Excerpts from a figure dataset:
|---|
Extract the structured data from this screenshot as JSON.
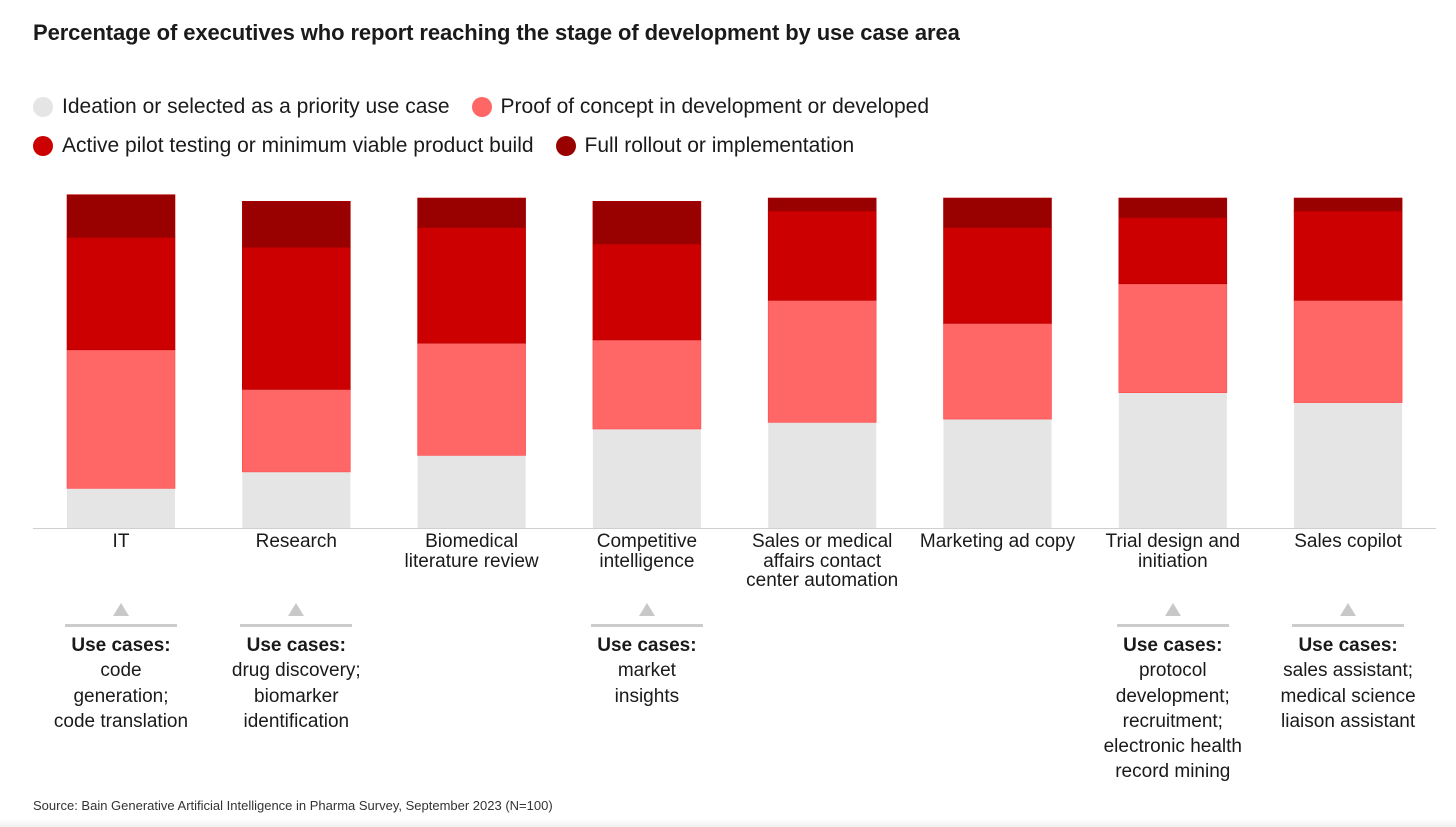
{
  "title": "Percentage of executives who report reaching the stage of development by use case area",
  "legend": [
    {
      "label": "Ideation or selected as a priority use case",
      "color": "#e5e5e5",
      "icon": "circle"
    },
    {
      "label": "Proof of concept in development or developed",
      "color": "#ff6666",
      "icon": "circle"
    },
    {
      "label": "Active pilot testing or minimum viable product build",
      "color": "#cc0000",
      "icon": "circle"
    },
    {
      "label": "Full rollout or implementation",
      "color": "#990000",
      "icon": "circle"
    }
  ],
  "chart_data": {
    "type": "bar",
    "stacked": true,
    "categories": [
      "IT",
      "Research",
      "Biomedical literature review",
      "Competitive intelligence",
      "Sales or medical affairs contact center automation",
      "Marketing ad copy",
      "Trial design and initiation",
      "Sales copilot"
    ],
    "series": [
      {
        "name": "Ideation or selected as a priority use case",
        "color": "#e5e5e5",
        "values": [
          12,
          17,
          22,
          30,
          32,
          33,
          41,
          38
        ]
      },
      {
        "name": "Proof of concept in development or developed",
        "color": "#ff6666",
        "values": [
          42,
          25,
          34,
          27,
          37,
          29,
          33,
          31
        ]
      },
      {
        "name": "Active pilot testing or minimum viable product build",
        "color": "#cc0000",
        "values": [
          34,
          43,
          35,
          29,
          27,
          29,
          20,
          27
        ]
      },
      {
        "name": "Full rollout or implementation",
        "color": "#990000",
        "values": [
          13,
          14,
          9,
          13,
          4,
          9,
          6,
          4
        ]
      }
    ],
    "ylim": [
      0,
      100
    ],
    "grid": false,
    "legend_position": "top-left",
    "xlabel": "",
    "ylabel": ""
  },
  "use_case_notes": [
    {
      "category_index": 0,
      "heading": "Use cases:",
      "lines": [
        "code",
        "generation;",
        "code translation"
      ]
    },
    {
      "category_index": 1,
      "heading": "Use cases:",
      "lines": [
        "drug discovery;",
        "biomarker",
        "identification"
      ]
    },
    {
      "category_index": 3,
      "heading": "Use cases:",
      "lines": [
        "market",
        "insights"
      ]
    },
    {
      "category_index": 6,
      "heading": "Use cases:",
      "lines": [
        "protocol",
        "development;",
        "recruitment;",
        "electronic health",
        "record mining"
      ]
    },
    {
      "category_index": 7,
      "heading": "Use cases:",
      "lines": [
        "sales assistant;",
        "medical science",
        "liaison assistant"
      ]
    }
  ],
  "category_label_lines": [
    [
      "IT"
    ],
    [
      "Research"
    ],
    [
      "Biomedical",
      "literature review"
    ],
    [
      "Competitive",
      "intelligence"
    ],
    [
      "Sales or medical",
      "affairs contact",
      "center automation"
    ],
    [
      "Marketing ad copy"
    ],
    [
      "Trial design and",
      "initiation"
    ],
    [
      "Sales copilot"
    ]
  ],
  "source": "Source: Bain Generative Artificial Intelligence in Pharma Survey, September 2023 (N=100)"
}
|---|
*WORK TO BE COMPLETED*: Select the lines in this material that hold the word "assistant", leaving none out.

*OUTPUT BELOW*:
        "sales assistant;",
        "liaison assistant"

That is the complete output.